ROWS:

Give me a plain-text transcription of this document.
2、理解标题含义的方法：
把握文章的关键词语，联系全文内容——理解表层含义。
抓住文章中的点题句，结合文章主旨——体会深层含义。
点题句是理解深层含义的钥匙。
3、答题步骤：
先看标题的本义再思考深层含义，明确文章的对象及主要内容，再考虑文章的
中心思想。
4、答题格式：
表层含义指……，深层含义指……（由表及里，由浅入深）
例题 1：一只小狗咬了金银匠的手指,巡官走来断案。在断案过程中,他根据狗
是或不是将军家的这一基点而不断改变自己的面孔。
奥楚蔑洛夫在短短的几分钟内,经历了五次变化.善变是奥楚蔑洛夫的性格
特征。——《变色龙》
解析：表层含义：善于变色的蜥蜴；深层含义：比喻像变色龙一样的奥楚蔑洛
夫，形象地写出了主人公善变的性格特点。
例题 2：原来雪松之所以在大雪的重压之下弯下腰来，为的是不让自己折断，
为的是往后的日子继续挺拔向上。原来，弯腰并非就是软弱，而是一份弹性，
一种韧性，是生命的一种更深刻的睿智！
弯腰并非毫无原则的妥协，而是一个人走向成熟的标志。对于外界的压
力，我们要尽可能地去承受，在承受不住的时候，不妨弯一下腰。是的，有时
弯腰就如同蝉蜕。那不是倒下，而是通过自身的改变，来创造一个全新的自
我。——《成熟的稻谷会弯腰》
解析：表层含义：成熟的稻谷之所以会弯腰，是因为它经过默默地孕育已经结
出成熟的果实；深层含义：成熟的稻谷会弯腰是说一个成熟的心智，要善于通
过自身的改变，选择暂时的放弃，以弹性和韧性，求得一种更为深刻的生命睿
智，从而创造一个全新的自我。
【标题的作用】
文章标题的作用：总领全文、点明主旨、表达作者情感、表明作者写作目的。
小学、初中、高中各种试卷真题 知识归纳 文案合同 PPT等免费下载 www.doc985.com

PROBLEM DESCRIPTION: Your task is to repeat each line of the material exactly.

EXERCISE SOLUTION:
Give me a plain-text transcription of this document.
2、理解标题含义的方法：
把握文章的关键词语，联系全文内容——理解表层含义。
抓住文章中的点题句，结合文章主旨——体会深层含义。
点题句是理解深层含义的钥匙。
3、答题步骤：
先看标题的本义再思考深层含义，明确文章的对象及主要内容，再考虑文章的
中心思想。
4、答题格式：
表层含义指……，深层含义指……（由表及里，由浅入深）
例题 1：一只小狗咬了金银匠的手指,巡官走来断案。在断案过程中,他根据狗
是或不是将军家的这一基点而不断改变自己的面孔。
奥楚蔑洛夫在短短的几分钟内,经历了五次变化.善变是奥楚蔑洛夫的性格
特征。——《变色龙》
解析：表层含义：善于变色的蜥蜴；深层含义：比喻像变色龙一样的奥楚蔑洛
夫，形象地写出了主人公善变的性格特点。
例题 2：原来雪松之所以在大雪的重压之下弯下腰来，为的是不让自己折断，
为的是往后的日子继续挺拔向上。原来，弯腰并非就是软弱，而是一份弹性，
一种韧性，是生命的一种更深刻的睿智！
弯腰并非毫无原则的妥协，而是一个人走向成熟的标志。对于外界的压
力，我们要尽可能地去承受，在承受不住的时候，不妨弯一下腰。是的，有时
弯腰就如同蝉蜕。那不是倒下，而是通过自身的改变，来创造一个全新的自
我。——《成熟的稻谷会弯腰》
解析：表层含义：成熟的稻谷之所以会弯腰，是因为它经过默默地孕育已经结
出成熟的果实；深层含义：成熟的稻谷会弯腰是说一个成熟的心智，要善于通
过自身的改变，选择暂时的放弃，以弹性和韧性，求得一种更为深刻的生命睿
智，从而创造一个全新的自我。
【标题的作用】
文章标题的作用：总领全文、点明主旨、表达作者情感、表明作者写作目的。
小学、初中、高中各种试卷真题 知识归纳 文案合同 PPT等免费下载 www.doc985.com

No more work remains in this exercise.